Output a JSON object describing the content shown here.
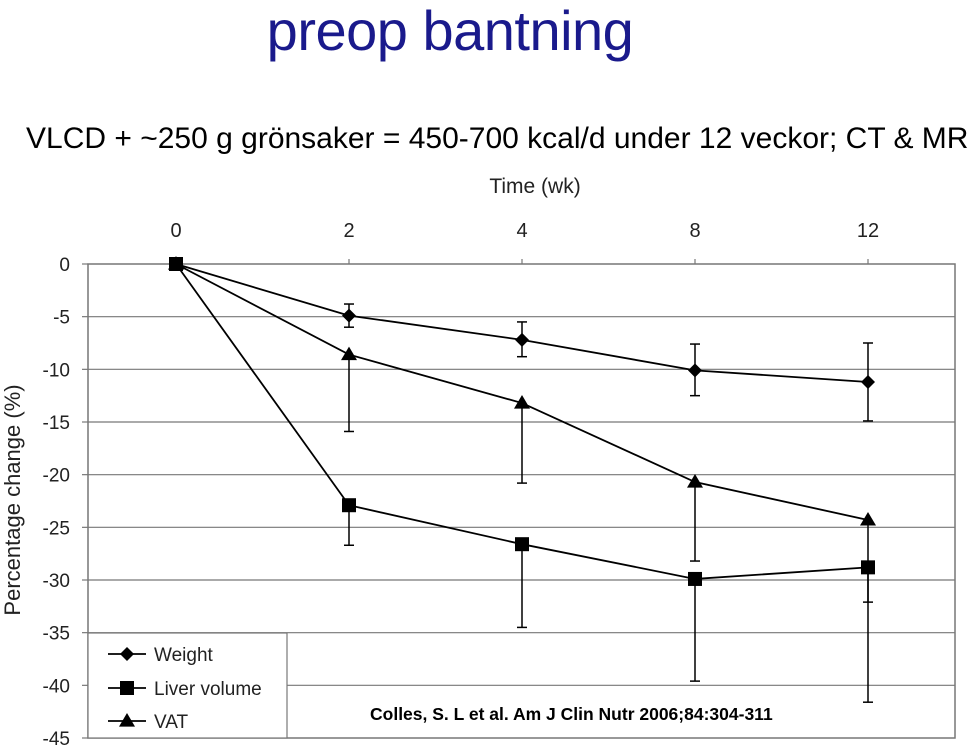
{
  "slide": {
    "title": "preop bantning",
    "subtitle": "VLCD + ~250 g grönsaker = 450-700 kcal/d under 12 veckor; CT & MR",
    "citation": "Colles, S. L et al. Am J Clin Nutr 2006;84:304-311"
  },
  "chart_data": {
    "type": "line",
    "xlabel": "Time (wk)",
    "ylabel": "Percentage change (%)",
    "categories": [
      "0",
      "2",
      "4",
      "8",
      "12"
    ],
    "ylim": [
      -45,
      0
    ],
    "yticks": [
      0,
      -5,
      -10,
      -15,
      -20,
      -25,
      -30,
      -35,
      -40,
      -45
    ],
    "x_axis_position": "top",
    "grid": true,
    "legend_position": "bottom-left",
    "series": [
      {
        "name": "Weight",
        "marker": "diamond",
        "values": [
          0,
          -4.9,
          -7.2,
          -10.1,
          -11.2
        ],
        "err_low": [
          0,
          -6.0,
          -8.8,
          -12.5,
          -14.9
        ],
        "err_high": [
          0,
          -3.8,
          -5.5,
          -7.6,
          -7.5
        ]
      },
      {
        "name": "Liver volume",
        "marker": "square",
        "values": [
          0,
          -22.9,
          -26.6,
          -29.9,
          -28.8
        ],
        "err_low": [
          0,
          -26.7,
          -34.5,
          -39.6,
          -41.6
        ],
        "err_high": [
          0,
          -22.9,
          -26.6,
          -29.9,
          -28.8
        ]
      },
      {
        "name": "VAT",
        "marker": "triangle",
        "values": [
          0,
          -8.6,
          -13.2,
          -20.7,
          -24.3
        ],
        "err_low": [
          0,
          -15.9,
          -20.8,
          -28.2,
          -32.1
        ],
        "err_high": [
          0,
          -8.6,
          -13.2,
          -20.7,
          -24.3
        ]
      }
    ]
  }
}
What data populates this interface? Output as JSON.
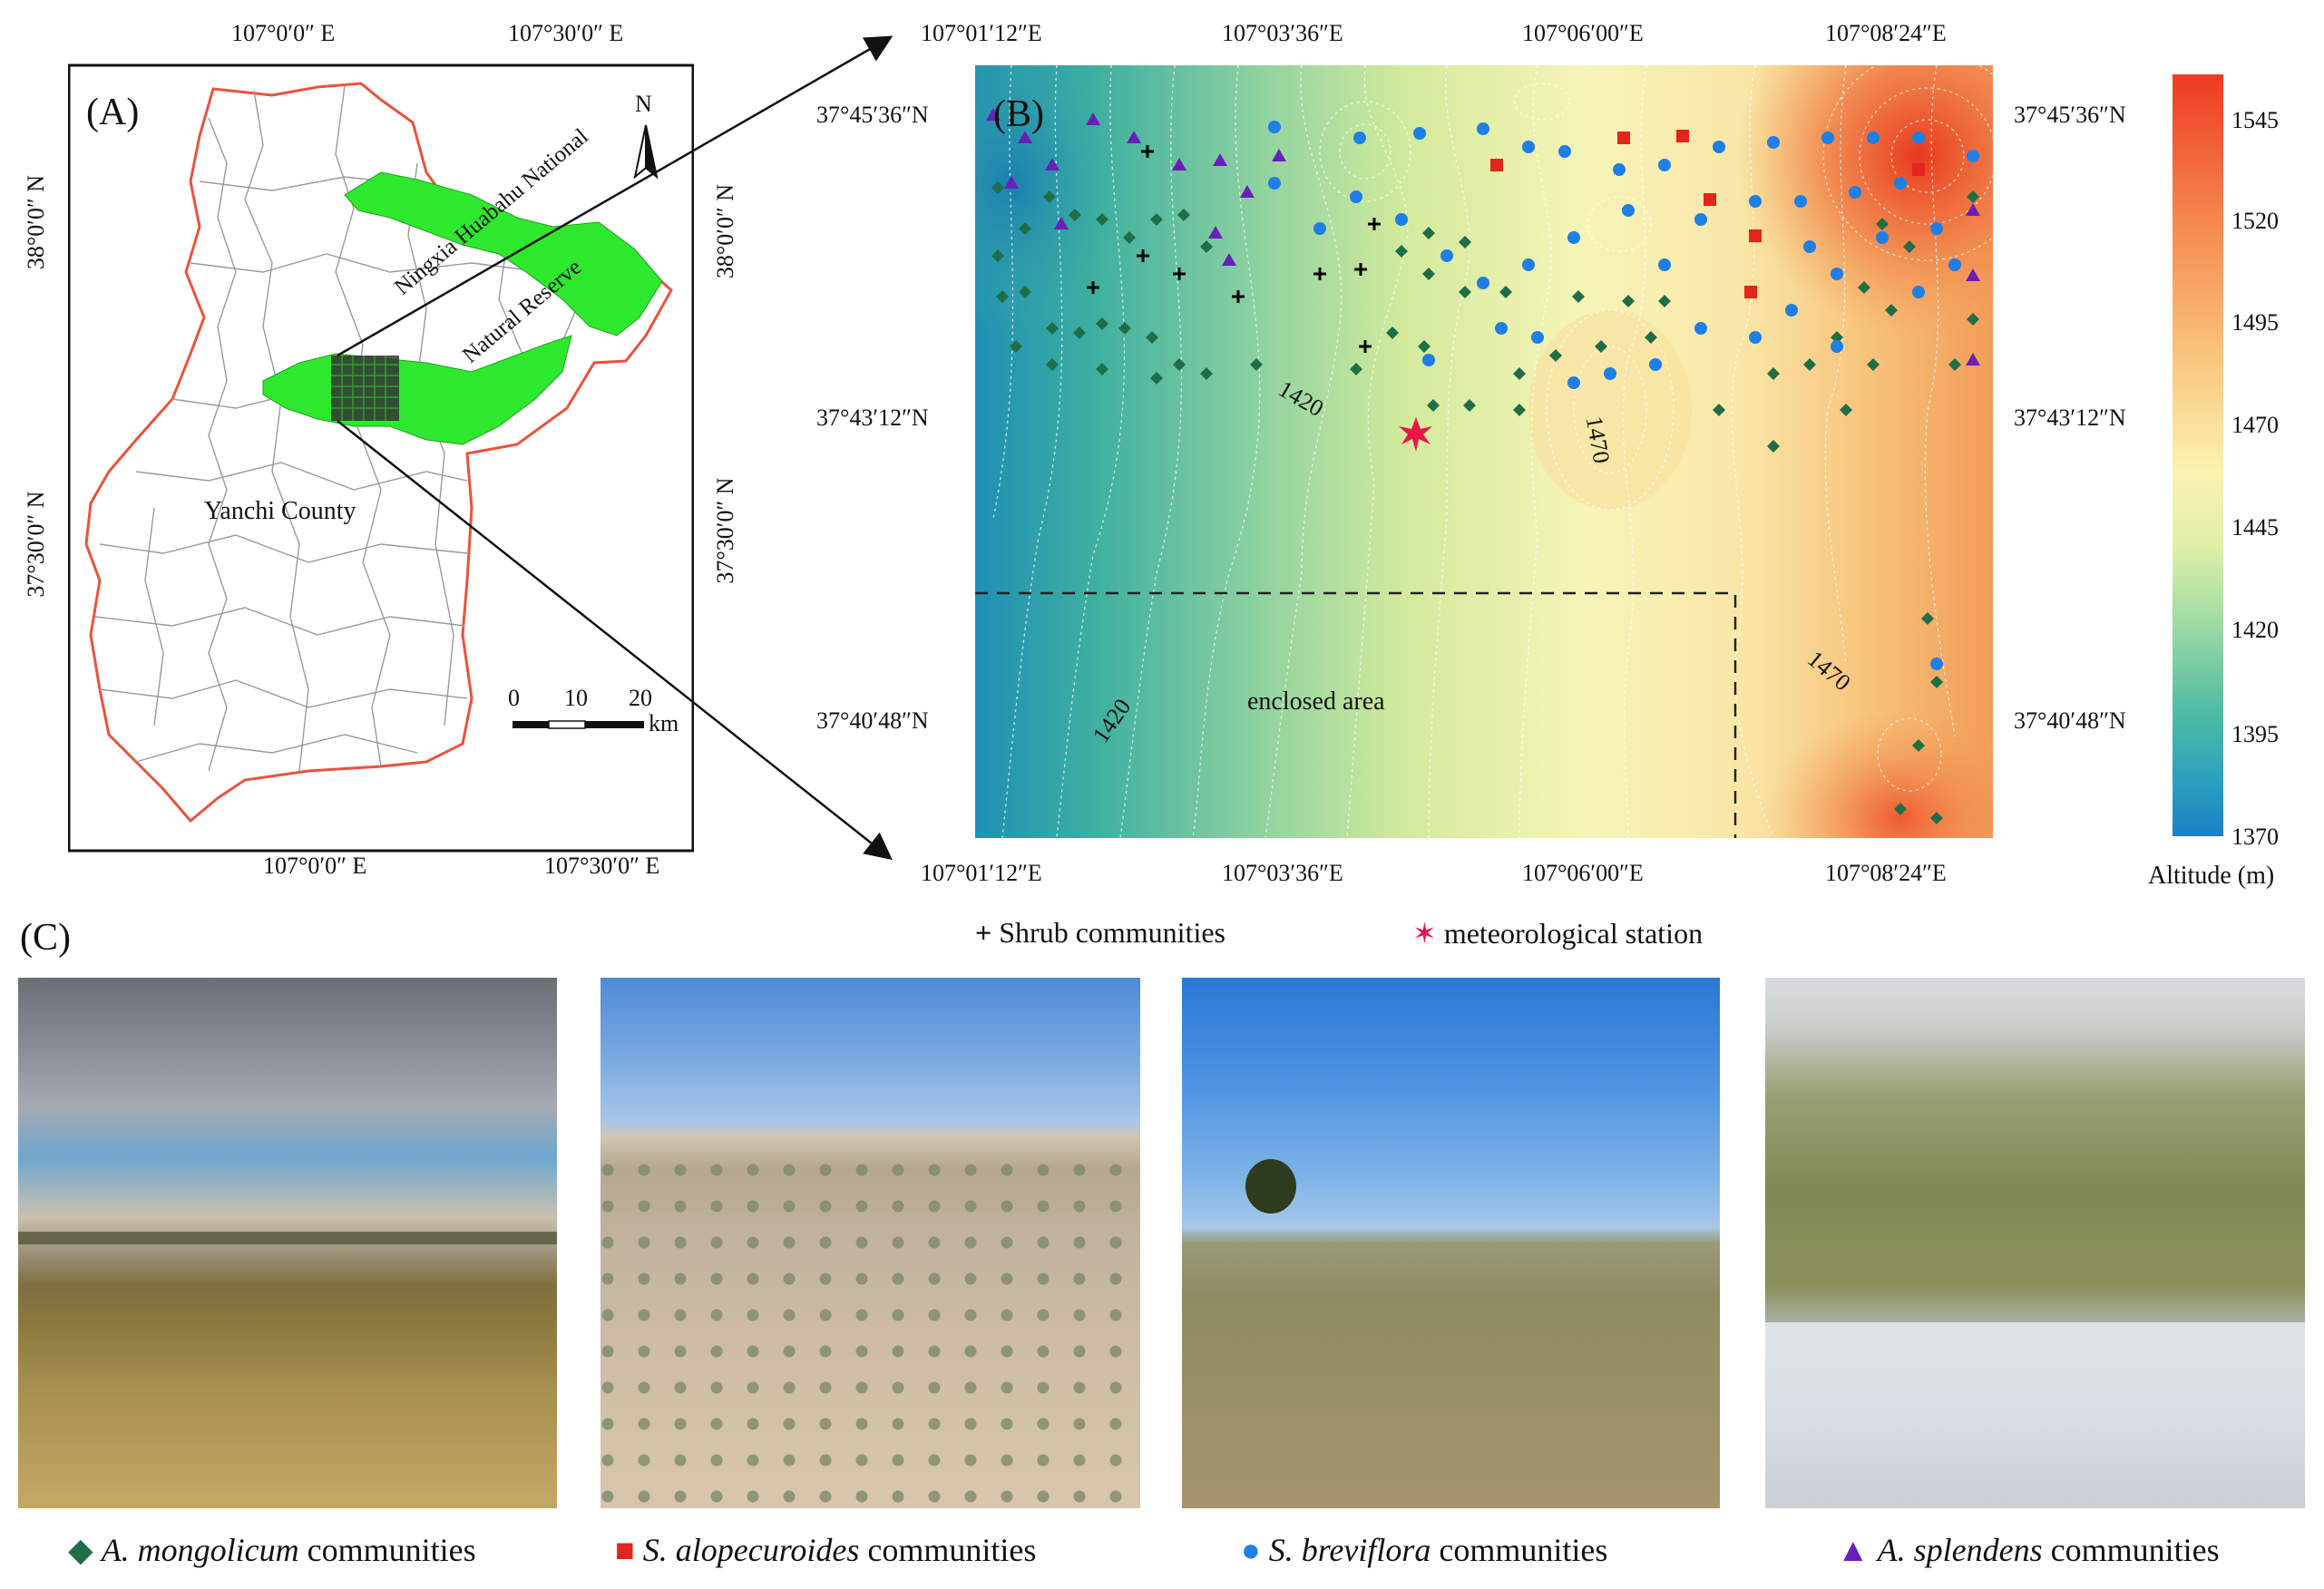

◇ ◇ ◇

- **Problem details**: Go through the material above and copy each line that has the word "JSON".

- **Reply**:
Output a JSON object describing the content shown here.
What data populates this interface? Output as JSON.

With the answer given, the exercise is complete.